WORK TO DO. Copy out every record below, word for word.
* Start THE INPUT *
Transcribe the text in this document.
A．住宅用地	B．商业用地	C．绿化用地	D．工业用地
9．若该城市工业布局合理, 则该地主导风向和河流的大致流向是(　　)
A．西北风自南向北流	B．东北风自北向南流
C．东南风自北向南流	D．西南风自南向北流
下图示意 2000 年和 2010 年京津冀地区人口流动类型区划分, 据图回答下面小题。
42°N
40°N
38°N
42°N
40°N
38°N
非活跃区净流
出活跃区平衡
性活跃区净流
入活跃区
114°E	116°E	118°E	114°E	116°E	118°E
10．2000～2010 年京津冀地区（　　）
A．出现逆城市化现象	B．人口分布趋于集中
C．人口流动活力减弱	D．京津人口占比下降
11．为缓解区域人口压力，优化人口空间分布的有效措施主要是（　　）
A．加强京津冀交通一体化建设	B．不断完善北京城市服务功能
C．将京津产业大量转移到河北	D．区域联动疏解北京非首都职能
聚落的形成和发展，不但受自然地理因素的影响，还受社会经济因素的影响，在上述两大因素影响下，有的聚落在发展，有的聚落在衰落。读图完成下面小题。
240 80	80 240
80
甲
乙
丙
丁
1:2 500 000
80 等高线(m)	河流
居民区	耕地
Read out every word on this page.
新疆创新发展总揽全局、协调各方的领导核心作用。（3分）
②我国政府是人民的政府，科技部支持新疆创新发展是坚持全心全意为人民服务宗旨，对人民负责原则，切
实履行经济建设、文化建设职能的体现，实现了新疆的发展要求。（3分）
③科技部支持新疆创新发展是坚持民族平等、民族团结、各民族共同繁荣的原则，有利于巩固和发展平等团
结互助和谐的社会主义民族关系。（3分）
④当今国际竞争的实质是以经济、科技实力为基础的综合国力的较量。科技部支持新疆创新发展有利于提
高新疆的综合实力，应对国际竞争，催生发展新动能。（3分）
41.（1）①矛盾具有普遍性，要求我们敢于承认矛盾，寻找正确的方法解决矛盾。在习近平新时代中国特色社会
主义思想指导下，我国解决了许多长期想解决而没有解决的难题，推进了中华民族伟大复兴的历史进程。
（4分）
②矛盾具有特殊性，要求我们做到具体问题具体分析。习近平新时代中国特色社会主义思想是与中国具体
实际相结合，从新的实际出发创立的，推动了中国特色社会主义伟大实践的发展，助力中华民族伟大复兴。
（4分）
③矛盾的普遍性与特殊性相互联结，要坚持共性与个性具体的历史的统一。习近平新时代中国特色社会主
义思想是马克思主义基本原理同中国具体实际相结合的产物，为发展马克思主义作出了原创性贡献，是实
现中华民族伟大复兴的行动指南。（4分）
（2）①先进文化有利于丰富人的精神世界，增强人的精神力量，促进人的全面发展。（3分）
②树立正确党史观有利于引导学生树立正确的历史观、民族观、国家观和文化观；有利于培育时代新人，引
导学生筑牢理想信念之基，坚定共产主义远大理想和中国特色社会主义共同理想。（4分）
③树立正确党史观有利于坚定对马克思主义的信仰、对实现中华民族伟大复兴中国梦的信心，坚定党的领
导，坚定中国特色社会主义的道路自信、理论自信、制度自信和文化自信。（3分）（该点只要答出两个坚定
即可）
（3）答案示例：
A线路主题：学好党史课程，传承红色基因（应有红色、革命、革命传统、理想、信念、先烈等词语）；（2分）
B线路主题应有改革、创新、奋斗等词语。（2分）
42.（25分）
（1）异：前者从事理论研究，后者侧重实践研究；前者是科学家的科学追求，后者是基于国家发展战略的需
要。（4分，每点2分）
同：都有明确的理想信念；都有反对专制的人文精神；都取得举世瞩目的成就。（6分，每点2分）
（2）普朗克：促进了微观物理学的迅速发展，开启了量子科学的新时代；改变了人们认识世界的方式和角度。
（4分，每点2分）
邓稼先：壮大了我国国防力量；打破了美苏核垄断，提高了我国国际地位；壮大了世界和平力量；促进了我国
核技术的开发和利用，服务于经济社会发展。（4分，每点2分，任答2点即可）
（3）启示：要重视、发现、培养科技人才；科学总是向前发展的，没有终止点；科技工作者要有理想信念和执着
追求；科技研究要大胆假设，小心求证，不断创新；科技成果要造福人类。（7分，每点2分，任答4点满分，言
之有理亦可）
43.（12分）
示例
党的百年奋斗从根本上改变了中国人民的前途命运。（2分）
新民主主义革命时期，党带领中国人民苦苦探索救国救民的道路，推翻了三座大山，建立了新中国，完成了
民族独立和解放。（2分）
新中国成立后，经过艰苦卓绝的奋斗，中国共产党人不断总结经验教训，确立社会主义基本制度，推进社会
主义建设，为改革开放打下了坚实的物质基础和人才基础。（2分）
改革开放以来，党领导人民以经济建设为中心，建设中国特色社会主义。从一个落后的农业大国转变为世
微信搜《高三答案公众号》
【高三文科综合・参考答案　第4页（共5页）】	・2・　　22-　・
* End THE INPUT *
PROBLEM SOLUTION.
Transcribe the text in this document.
A．住宅用地	B．商业用地	C．绿化用地	D．工业用地
9．若该城市工业布局合理, 则该地主导风向和河流的大致流向是(　　)
A．西北风自南向北流	B．东北风自北向南流
C．东南风自北向南流	D．西南风自南向北流
下图示意 2000 年和 2010 年京津冀地区人口流动类型区划分, 据图回答下面小题。
42°N
40°N
38°N
42°N
40°N
38°N
非活跃区净流
出活跃区平衡
性活跃区净流
入活跃区
114°E	116°E	118°E	114°E	116°E	118°E
10．2000～2010 年京津冀地区（　　）
A．出现逆城市化现象	B．人口分布趋于集中
C．人口流动活力减弱	D．京津人口占比下降
11．为缓解区域人口压力，优化人口空间分布的有效措施主要是（　　）
A．加强京津冀交通一体化建设	B．不断完善北京城市服务功能
C．将京津产业大量转移到河北	D．区域联动疏解北京非首都职能
聚落的形成和发展，不但受自然地理因素的影响，还受社会经济因素的影响，在上述两大因素影响下，有的聚落在发展，有的聚落在衰落。读图完成下面小题。
240 80	80 240
80
甲
乙
丙
丁
1:2 500 000
80 等高线(m)	河流
居民区	耕地
Read out every word on this page.
新疆创新发展总揽全局、协调各方的领导核心作用。（3分）
②我国政府是人民的政府，科技部支持新疆创新发展是坚持全心全意为人民服务宗旨，对人民负责原则，切
实履行经济建设、文化建设职能的体现，实现了新疆的发展要求。（3分）
③科技部支持新疆创新发展是坚持民族平等、民族团结、各民族共同繁荣的原则，有利于巩固和发展平等团
结互助和谐的社会主义民族关系。（3分）
④当今国际竞争的实质是以经济、科技实力为基础的综合国力的较量。科技部支持新疆创新发展有利于提
高新疆的综合实力，应对国际竞争，催生发展新动能。（3分）
41.（1）①矛盾具有普遍性，要求我们敢于承认矛盾，寻找正确的方法解决矛盾。在习近平新时代中国特色社会
主义思想指导下，我国解决了许多长期想解决而没有解决的难题，推进了中华民族伟大复兴的历史进程。
（4分）
②矛盾具有特殊性，要求我们做到具体问题具体分析。习近平新时代中国特色社会主义思想是与中国具体
实际相结合，从新的实际出发创立的，推动了中国特色社会主义伟大实践的发展，助力中华民族伟大复兴。
（4分）
③矛盾的普遍性与特殊性相互联结，要坚持共性与个性具体的历史的统一。习近平新时代中国特色社会主
义思想是马克思主义基本原理同中国具体实际相结合的产物，为发展马克思主义作出了原创性贡献，是实
现中华民族伟大复兴的行动指南。（4分）
（2）①先进文化有利于丰富人的精神世界，增强人的精神力量，促进人的全面发展。（3分）
②树立正确党史观有利于引导学生树立正确的历史观、民族观、国家观和文化观；有利于培育时代新人，引
导学生筑牢理想信念之基，坚定共产主义远大理想和中国特色社会主义共同理想。（4分）
③树立正确党史观有利于坚定对马克思主义的信仰、对实现中华民族伟大复兴中国梦的信心，坚定党的领
导，坚定中国特色社会主义的道路自信、理论自信、制度自信和文化自信。（3分）（该点只要答出两个坚定
即可）
（3）答案示例：
A线路主题：学好党史课程，传承红色基因（应有红色、革命、革命传统、理想、信念、先烈等词语）；（2分）
B线路主题应有改革、创新、奋斗等词语。（2分）
42.（25分）
（1）异：前者从事理论研究，后者侧重实践研究；前者是科学家的科学追求，后者是基于国家发展战略的需
要。（4分，每点2分）
同：都有明确的理想信念；都有反对专制的人文精神；都取得举世瞩目的成就。（6分，每点2分）
（2）普朗克：促进了微观物理学的迅速发展，开启了量子科学的新时代；改变了人们认识世界的方式和角度。
（4分，每点2分）
邓稼先：壮大了我国国防力量；打破了美苏核垄断，提高了我国国际地位；壮大了世界和平力量；促进了我国
核技术的开发和利用，服务于经济社会发展。（4分，每点2分，任答2点即可）
（3）启示：要重视、发现、培养科技人才；科学总是向前发展的，没有终止点；科技工作者要有理想信念和执着
追求；科技研究要大胆假设，小心求证，不断创新；科技成果要造福人类。（7分，每点2分，任答4点满分，言
之有理亦可）
43.（12分）
示例
党的百年奋斗从根本上改变了中国人民的前途命运。（2分）
新民主主义革命时期，党带领中国人民苦苦探索救国救民的道路，推翻了三座大山，建立了新中国，完成了
民族独立和解放。（2分）
新中国成立后，经过艰苦卓绝的奋斗，中国共产党人不断总结经验教训，确立社会主义基本制度，推进社会
主义建设，为改革开放打下了坚实的物质基础和人才基础。（2分）
改革开放以来，党领导人民以经济建设为中心，建设中国特色社会主义。从一个落后的农业大国转变为世
微信搜《高三答案公众号》
【高三文科综合・参考答案　第4页（共5页）】	・2・　　22-　・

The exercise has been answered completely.